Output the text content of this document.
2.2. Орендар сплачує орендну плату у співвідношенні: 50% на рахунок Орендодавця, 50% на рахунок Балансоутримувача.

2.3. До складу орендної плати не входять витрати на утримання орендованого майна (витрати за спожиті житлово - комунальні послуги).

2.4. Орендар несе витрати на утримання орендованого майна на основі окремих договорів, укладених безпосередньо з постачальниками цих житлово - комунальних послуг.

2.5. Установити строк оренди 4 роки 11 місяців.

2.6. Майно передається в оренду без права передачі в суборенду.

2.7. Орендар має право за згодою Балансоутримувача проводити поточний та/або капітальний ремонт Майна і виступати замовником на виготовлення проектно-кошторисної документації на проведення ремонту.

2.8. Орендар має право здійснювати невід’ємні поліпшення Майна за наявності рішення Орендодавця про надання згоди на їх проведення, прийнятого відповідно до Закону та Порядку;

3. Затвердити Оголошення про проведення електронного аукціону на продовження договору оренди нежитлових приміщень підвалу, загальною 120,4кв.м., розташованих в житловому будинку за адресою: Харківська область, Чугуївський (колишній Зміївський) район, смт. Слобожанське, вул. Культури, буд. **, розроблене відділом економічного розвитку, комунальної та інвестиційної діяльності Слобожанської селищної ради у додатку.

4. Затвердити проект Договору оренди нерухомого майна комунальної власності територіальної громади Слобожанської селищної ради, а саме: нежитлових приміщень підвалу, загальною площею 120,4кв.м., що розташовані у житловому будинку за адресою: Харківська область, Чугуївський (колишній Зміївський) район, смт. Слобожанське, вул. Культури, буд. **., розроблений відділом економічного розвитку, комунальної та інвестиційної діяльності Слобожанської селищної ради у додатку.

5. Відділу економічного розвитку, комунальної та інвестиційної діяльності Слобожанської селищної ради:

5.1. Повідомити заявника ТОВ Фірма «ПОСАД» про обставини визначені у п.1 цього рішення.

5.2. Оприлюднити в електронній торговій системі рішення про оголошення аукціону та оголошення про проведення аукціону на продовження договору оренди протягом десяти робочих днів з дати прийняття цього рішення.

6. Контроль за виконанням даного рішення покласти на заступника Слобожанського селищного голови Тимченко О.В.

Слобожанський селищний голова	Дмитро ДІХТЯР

== == ==

• What is expected
Copy every line of the listing that contains the word "право".

• Exercise response
2.7. Орендар має право за згодою Балансоутримувача проводити поточний та/або капітальний ремонт Майна і виступати замовником на виготовлення проектно-кошторисної документації на проведення ремонту.
2.8. Орендар має право здійснювати невід’ємні поліпшення Майна за наявності рішення Орендодавця про надання згоди на їх проведення, прийнятого відповідно до Закону та Порядку;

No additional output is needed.